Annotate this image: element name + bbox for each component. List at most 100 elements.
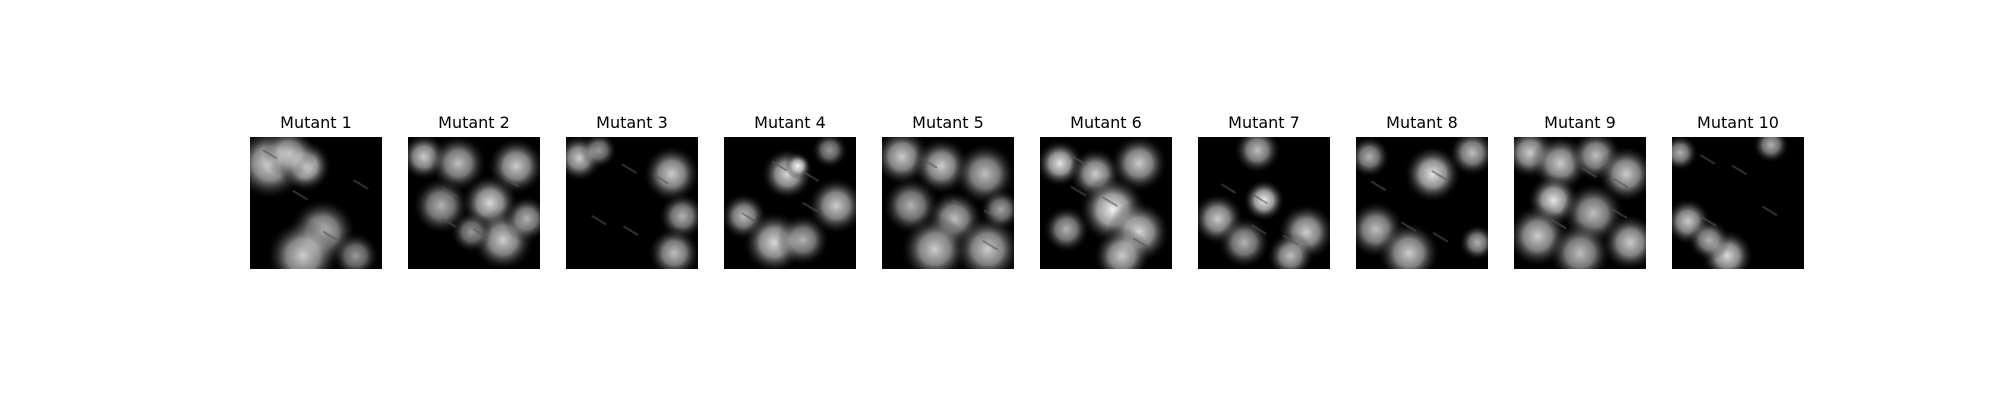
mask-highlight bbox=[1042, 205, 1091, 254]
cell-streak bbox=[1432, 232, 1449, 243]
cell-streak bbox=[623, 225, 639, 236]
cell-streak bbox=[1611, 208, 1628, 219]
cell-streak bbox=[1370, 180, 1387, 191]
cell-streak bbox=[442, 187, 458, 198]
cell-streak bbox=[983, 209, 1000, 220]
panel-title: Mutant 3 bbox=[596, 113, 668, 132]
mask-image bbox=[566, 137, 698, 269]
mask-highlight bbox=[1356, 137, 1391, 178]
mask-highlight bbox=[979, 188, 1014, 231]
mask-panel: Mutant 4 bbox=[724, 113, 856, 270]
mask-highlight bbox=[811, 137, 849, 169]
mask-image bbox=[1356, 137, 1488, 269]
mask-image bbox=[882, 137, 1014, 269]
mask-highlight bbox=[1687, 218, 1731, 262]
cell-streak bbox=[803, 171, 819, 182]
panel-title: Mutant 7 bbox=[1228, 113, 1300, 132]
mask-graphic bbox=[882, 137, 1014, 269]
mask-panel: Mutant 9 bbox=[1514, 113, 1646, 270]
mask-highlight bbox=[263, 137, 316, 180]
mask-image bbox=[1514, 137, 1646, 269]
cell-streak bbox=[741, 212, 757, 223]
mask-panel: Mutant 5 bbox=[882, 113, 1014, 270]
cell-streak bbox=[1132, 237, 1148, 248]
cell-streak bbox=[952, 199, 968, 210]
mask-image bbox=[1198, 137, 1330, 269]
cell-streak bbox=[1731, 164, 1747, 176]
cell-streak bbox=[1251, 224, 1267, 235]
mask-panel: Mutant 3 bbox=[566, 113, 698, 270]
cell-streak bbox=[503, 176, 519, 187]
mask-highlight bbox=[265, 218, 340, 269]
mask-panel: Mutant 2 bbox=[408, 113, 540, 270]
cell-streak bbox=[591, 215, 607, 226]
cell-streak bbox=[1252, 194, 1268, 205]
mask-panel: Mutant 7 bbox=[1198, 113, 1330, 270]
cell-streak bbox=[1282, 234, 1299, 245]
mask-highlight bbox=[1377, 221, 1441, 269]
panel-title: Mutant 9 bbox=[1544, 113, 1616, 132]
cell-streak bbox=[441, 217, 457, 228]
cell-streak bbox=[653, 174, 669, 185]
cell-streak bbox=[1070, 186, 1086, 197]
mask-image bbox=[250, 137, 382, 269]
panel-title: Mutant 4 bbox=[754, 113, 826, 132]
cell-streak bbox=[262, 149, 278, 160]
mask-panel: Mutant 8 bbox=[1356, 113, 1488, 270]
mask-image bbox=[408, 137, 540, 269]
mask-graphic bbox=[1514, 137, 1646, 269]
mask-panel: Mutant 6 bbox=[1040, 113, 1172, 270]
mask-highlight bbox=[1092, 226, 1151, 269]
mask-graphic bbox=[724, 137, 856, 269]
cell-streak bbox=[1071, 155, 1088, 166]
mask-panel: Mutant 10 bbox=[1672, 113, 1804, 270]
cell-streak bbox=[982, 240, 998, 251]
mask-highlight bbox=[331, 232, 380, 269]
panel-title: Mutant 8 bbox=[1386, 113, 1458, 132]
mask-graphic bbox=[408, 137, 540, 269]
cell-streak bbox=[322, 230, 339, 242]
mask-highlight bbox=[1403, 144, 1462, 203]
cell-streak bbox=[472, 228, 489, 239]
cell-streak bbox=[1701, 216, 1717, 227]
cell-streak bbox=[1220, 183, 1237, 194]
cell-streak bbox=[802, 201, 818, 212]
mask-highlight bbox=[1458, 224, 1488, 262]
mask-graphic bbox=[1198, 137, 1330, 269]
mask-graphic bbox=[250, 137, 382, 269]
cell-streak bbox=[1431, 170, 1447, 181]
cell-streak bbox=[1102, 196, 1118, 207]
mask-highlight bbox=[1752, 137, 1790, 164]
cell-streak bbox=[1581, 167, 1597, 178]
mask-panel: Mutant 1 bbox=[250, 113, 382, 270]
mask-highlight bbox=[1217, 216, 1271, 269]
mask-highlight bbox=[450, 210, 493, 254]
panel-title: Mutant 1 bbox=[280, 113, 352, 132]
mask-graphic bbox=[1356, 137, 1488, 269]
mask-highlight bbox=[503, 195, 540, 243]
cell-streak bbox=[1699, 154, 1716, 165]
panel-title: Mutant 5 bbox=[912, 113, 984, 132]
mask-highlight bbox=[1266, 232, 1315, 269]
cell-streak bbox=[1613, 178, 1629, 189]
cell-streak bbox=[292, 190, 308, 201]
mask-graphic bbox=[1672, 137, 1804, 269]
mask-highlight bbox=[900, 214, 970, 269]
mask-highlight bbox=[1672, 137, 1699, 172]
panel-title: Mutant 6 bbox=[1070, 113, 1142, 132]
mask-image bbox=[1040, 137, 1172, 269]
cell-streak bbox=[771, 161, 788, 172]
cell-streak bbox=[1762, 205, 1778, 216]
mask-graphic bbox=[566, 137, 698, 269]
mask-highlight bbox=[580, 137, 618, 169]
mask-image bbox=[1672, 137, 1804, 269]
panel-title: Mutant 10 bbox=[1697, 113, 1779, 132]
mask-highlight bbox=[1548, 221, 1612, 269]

--------

КОРОТКОЕ ЗАДАНИЕ: Перепишите без изменений строки материала выше: всё от строки с «mask-highlight bbox=[1042, 205, 1091, 254]» вниз до строки с «cell-streak bbox=[1070, 186, 1086, 197]», включая обе.

ОТВЕТ К ЗАДАНИЮ:
mask-highlight bbox=[1042, 205, 1091, 254]
cell-streak bbox=[1432, 232, 1449, 243]
cell-streak bbox=[623, 225, 639, 236]
cell-streak bbox=[1611, 208, 1628, 219]
cell-streak bbox=[1370, 180, 1387, 191]
cell-streak bbox=[442, 187, 458, 198]
cell-streak bbox=[983, 209, 1000, 220]
panel-title: Mutant 3 bbox=[596, 113, 668, 132]
mask-image bbox=[566, 137, 698, 269]
mask-highlight bbox=[1356, 137, 1391, 178]
mask-highlight bbox=[979, 188, 1014, 231]
mask-panel: Mutant 4 bbox=[724, 113, 856, 270]
mask-highlight bbox=[811, 137, 849, 169]
mask-image bbox=[1356, 137, 1488, 269]
mask-image bbox=[882, 137, 1014, 269]
mask-highlight bbox=[1687, 218, 1731, 262]
cell-streak bbox=[803, 171, 819, 182]
panel-title: Mutant 7 bbox=[1228, 113, 1300, 132]
mask-graphic bbox=[882, 137, 1014, 269]
mask-panel: Mutant 9 bbox=[1514, 113, 1646, 270]
mask-highlight bbox=[263, 137, 316, 180]
mask-image bbox=[1514, 137, 1646, 269]
cell-streak bbox=[741, 212, 757, 223]
mask-panel: Mutant 5 bbox=[882, 113, 1014, 270]
cell-streak bbox=[1132, 237, 1148, 248]
cell-streak bbox=[952, 199, 968, 210]
mask-image bbox=[1198, 137, 1330, 269]
cell-streak bbox=[1731, 164, 1747, 176]
cell-streak bbox=[1251, 224, 1267, 235]
mask-panel: Mutant 3 bbox=[566, 113, 698, 270]
cell-streak bbox=[503, 176, 519, 187]
mask-highlight bbox=[265, 218, 340, 269]
mask-panel: Mutant 2 bbox=[408, 113, 540, 270]
cell-streak bbox=[591, 215, 607, 226]
cell-streak bbox=[1252, 194, 1268, 205]
mask-panel: Mutant 7 bbox=[1198, 113, 1330, 270]
cell-streak bbox=[1282, 234, 1299, 245]
mask-highlight bbox=[1377, 221, 1441, 269]
panel-title: Mutant 9 bbox=[1544, 113, 1616, 132]
cell-streak bbox=[441, 217, 457, 228]
cell-streak bbox=[653, 174, 669, 185]
cell-streak bbox=[1070, 186, 1086, 197]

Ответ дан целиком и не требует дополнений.